■ Excerpted records
____________________

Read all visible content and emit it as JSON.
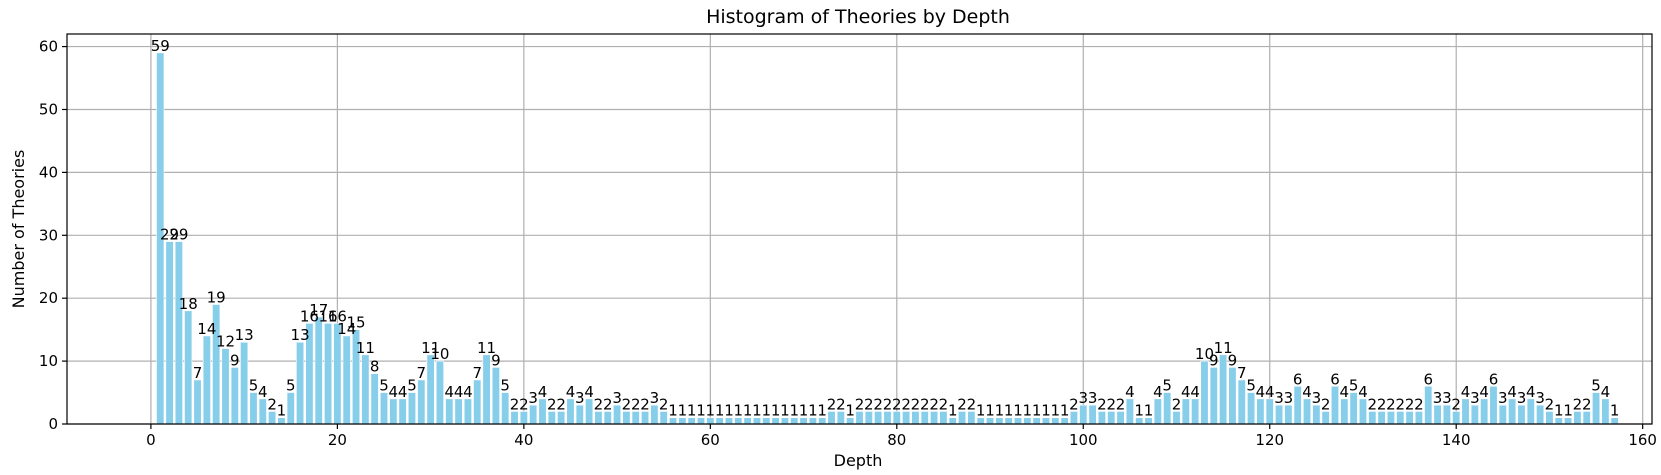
{
  "chart_data": {
    "type": "bar",
    "title": "Histogram of Theories by Depth",
    "xlabel": "Depth",
    "ylabel": "Number of Theories",
    "xlim": [
      -9,
      161
    ],
    "ylim": [
      0,
      62
    ],
    "xticks": [
      0,
      20,
      40,
      60,
      80,
      100,
      120,
      140,
      160
    ],
    "yticks": [
      0,
      10,
      20,
      30,
      40,
      50,
      60
    ],
    "grid": true,
    "bar_color": "#87ceeb",
    "x_start": 1,
    "values": [
      59,
      29,
      29,
      18,
      7,
      14,
      19,
      12,
      9,
      13,
      5,
      4,
      2,
      1,
      5,
      13,
      16,
      17,
      16,
      16,
      14,
      15,
      11,
      8,
      5,
      4,
      4,
      5,
      7,
      11,
      10,
      4,
      4,
      4,
      7,
      11,
      9,
      5,
      2,
      2,
      3,
      4,
      2,
      2,
      4,
      3,
      4,
      2,
      2,
      3,
      2,
      2,
      2,
      3,
      2,
      1,
      1,
      1,
      1,
      1,
      1,
      1,
      1,
      1,
      1,
      1,
      1,
      1,
      1,
      1,
      1,
      1,
      2,
      2,
      1,
      2,
      2,
      2,
      2,
      2,
      2,
      2,
      2,
      2,
      2,
      1,
      2,
      2,
      1,
      1,
      1,
      1,
      1,
      1,
      1,
      1,
      1,
      1,
      2,
      3,
      3,
      2,
      2,
      2,
      4,
      1,
      1,
      4,
      5,
      2,
      4,
      4,
      10,
      9,
      11,
      9,
      7,
      5,
      4,
      4,
      3,
      3,
      6,
      4,
      3,
      2,
      6,
      4,
      5,
      4,
      2,
      2,
      2,
      2,
      2,
      2,
      6,
      3,
      3,
      2,
      4,
      3,
      4,
      6,
      3,
      4,
      3,
      4,
      3,
      2,
      1,
      1,
      2,
      2,
      5,
      4,
      1
    ]
  }
}
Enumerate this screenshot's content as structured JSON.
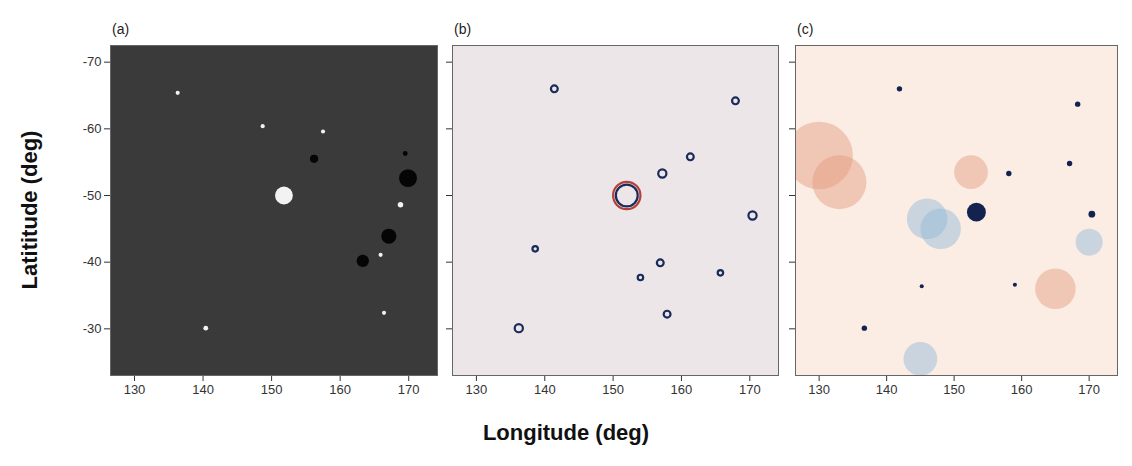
{
  "chart_data": {
    "type": "scatter",
    "xlabel": "Longitude (deg)",
    "ylabel": "Latititude (deg)",
    "xlim": [
      126.5,
      174.2
    ],
    "ylim": [
      -72.5,
      -23
    ],
    "xticks": [
      130,
      140,
      150,
      160,
      170
    ],
    "yticks": [
      -70,
      -60,
      -50,
      -40,
      -30
    ],
    "panels": [
      {
        "title": "(a)",
        "color": "#3a3a3a",
        "tick_labels": true,
        "series": [
          {
            "color": "#f2f2f2",
            "marker": "disc",
            "x": [
              151.8,
              168.8,
              157.5,
              148.7,
              136.3,
              166.4,
              140.4,
              165.9
            ],
            "y": [
              -50,
              -48.6,
              -59.6,
              -60.4,
              -65.4,
              -32.4,
              -30.1,
              -41.1
            ],
            "size": [
              1.3,
              0.4,
              0.3,
              0.3,
              0.3,
              0.3,
              0.35,
              0.3
            ]
          },
          {
            "color": "#050505",
            "marker": "disc",
            "x": [
              169.9,
              167.1,
              163.3,
              156.2,
              169.5
            ],
            "y": [
              -52.6,
              -43.9,
              -40.2,
              -55.5,
              -56.3
            ],
            "size": [
              1.3,
              1.1,
              0.9,
              0.6,
              0.35
            ]
          }
        ]
      },
      {
        "title": "(b)",
        "color": "#ece6e8",
        "tick_labels": "x",
        "series": [
          {
            "color": "#b5403a",
            "marker": "ring",
            "x": [
              152
            ],
            "y": [
              -50
            ],
            "size": [
              2.0
            ]
          },
          {
            "color": "#1a2a5a",
            "marker": "ring",
            "x": [
              152,
              157.2,
              141.4,
              167.9,
              161.3,
              170.4,
              156.9,
              157.9,
              136.2,
              138.6,
              154,
              165.7
            ],
            "y": [
              -50,
              -53.3,
              -66,
              -64.2,
              -55.8,
              -47,
              -39.9,
              -32.2,
              -30.1,
              -42,
              -37.7,
              -38.4
            ],
            "size": [
              1.6,
              0.6,
              0.5,
              0.5,
              0.5,
              0.6,
              0.5,
              0.5,
              0.6,
              0.4,
              0.4,
              0.4
            ]
          }
        ]
      },
      {
        "title": "(c)",
        "color": "#fbece4",
        "tick_labels": "x",
        "series": [
          {
            "color": "#e39a7a",
            "marker": "halo",
            "x": [
              130,
              133,
              152.5,
              165
            ],
            "y": [
              -56,
              -52,
              -53.5,
              -36
            ],
            "size": [
              5,
              4,
              2.5,
              3
            ]
          },
          {
            "color": "#8fb8d8",
            "marker": "halo",
            "x": [
              146,
              148,
              145,
              170
            ],
            "y": [
              -46.5,
              -45,
              -25.5,
              -43
            ],
            "size": [
              3,
              3,
              2.5,
              2
            ]
          },
          {
            "color": "#14224f",
            "marker": "disc",
            "x": [
              153.3,
              141.9,
              168.3,
              167.1,
              158.1,
              170.4,
              159,
              136.7,
              145.2
            ],
            "y": [
              -47.5,
              -66,
              -63.7,
              -54.8,
              -53.3,
              -47.2,
              -36.6,
              -30.1,
              -36.4
            ],
            "size": [
              1.4,
              0.4,
              0.4,
              0.4,
              0.4,
              0.5,
              0.3,
              0.4,
              0.3
            ]
          }
        ]
      }
    ]
  }
}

____________________

Extract every line of the data exactly; pictures stay out.

Read all visible content and emit it as JSON.
{
  "chart_data": {
    "type": "bar",
    "title": "Histogram of Theories by Depth",
    "xlabel": "Depth",
    "ylabel": "Number of Theories",
    "xlim": [
      -9,
      161
    ],
    "ylim": [
      0,
      62
    ],
    "xticks": [
      0,
      20,
      40,
      60,
      80,
      100,
      120,
      140,
      160
    ],
    "yticks": [
      0,
      10,
      20,
      30,
      40,
      50,
      60
    ],
    "grid": true,
    "bar_color": "#87ceeb",
    "x_start": 1,
    "values": [
      59,
      29,
      29,
      18,
      7,
      14,
      19,
      12,
      9,
      13,
      5,
      4,
      2,
      1,
      5,
      13,
      16,
      17,
      16,
      16,
      14,
      15,
      11,
      8,
      5,
      4,
      4,
      5,
      7,
      11,
      10,
      4,
      4,
      4,
      7,
      11,
      9,
      5,
      2,
      2,
      3,
      4,
      2,
      2,
      4,
      3,
      4,
      2,
      2,
      3,
      2,
      2,
      2,
      3,
      2,
      1,
      1,
      1,
      1,
      1,
      1,
      1,
      1,
      1,
      1,
      1,
      1,
      1,
      1,
      1,
      1,
      1,
      2,
      2,
      1,
      2,
      2,
      2,
      2,
      2,
      2,
      2,
      2,
      2,
      2,
      1,
      2,
      2,
      1,
      1,
      1,
      1,
      1,
      1,
      1,
      1,
      1,
      1,
      2,
      3,
      3,
      2,
      2,
      2,
      4,
      1,
      1,
      4,
      5,
      2,
      4,
      4,
      10,
      9,
      11,
      9,
      7,
      5,
      4,
      4,
      3,
      3,
      6,
      4,
      3,
      2,
      6,
      4,
      5,
      4,
      2,
      2,
      2,
      2,
      2,
      2,
      6,
      3,
      3,
      2,
      4,
      3,
      4,
      6,
      3,
      4,
      3,
      4,
      3,
      2,
      1,
      1,
      2,
      2,
      5,
      4,
      1
    ]
  }
}
Enumerate this screenshot's content as structured JSON.
{
  "chart_data": {
    "type": "scatter",
    "xlabel": "Longitude (deg)",
    "ylabel": "Latititude (deg)",
    "xlim": [
      126.5,
      174.2
    ],
    "ylim": [
      -72.5,
      -23
    ],
    "xticks": [
      130,
      140,
      150,
      160,
      170
    ],
    "yticks": [
      -70,
      -60,
      -50,
      -40,
      -30
    ],
    "panels": [
      {
        "title": "(a)",
        "color": "#3a3a3a",
        "tick_labels": true,
        "series": [
          {
            "color": "#f2f2f2",
            "marker": "disc",
            "x": [
              151.8,
              168.8,
              157.5,
              148.7,
              136.3,
              166.4,
              140.4,
              165.9
            ],
            "y": [
              -50,
              -48.6,
              -59.6,
              -60.4,
              -65.4,
              -32.4,
              -30.1,
              -41.1
            ],
            "size": [
              1.3,
              0.4,
              0.3,
              0.3,
              0.3,
              0.3,
              0.35,
              0.3
            ]
          },
          {
            "color": "#050505",
            "marker": "disc",
            "x": [
              169.9,
              167.1,
              163.3,
              156.2,
              169.5
            ],
            "y": [
              -52.6,
              -43.9,
              -40.2,
              -55.5,
              -56.3
            ],
            "size": [
              1.3,
              1.1,
              0.9,
              0.6,
              0.35
            ]
          }
        ]
      },
      {
        "title": "(b)",
        "color": "#ece6e8",
        "tick_labels": "x",
        "series": [
          {
            "color": "#b5403a",
            "marker": "ring",
            "x": [
              152
            ],
            "y": [
              -50
            ],
            "size": [
              2.0
            ]
          },
          {
            "color": "#1a2a5a",
            "marker": "ring",
            "x": [
              152,
              157.2,
              141.4,
              167.9,
              161.3,
              170.4,
              156.9,
              157.9,
              136.2,
              138.6,
              154,
              165.7
            ],
            "y": [
              -50,
              -53.3,
              -66,
              -64.2,
              -55.8,
              -47,
              -39.9,
              -32.2,
              -30.1,
              -42,
              -37.7,
              -38.4
            ],
            "size": [
              1.6,
              0.6,
              0.5,
              0.5,
              0.5,
              0.6,
              0.5,
              0.5,
              0.6,
              0.4,
              0.4,
              0.4
            ]
          }
        ]
      },
      {
        "title": "(c)",
        "color": "#fbece4",
        "tick_labels": "x",
        "series": [
          {
            "color": "#e39a7a",
            "marker": "halo",
            "x": [
              130,
              133,
              152.5,
              165
            ],
            "y": [
              -56,
              -52,
              -53.5,
              -36
            ],
            "size": [
              5,
              4,
              2.5,
              3
            ]
          },
          {
            "color": "#8fb8d8",
            "marker": "halo",
            "x": [
              146,
              148,
              145,
              170
            ],
            "y": [
              -46.5,
              -45,
              -25.5,
              -43
            ],
            "size": [
              3,
              3,
              2.5,
              2
            ]
          },
          {
            "color": "#14224f",
            "marker": "disc",
            "x": [
              153.3,
              141.9,
              168.3,
              167.1,
              158.1,
              170.4,
              159,
              136.7,
              145.2
            ],
            "y": [
              -47.5,
              -66,
              -63.7,
              -54.8,
              -53.3,
              -47.2,
              -36.6,
              -30.1,
              -36.4
            ],
            "size": [
              1.4,
              0.4,
              0.4,
              0.4,
              0.4,
              0.5,
              0.3,
              0.4,
              0.3
            ]
          }
        ]
      }
    ]
  }
}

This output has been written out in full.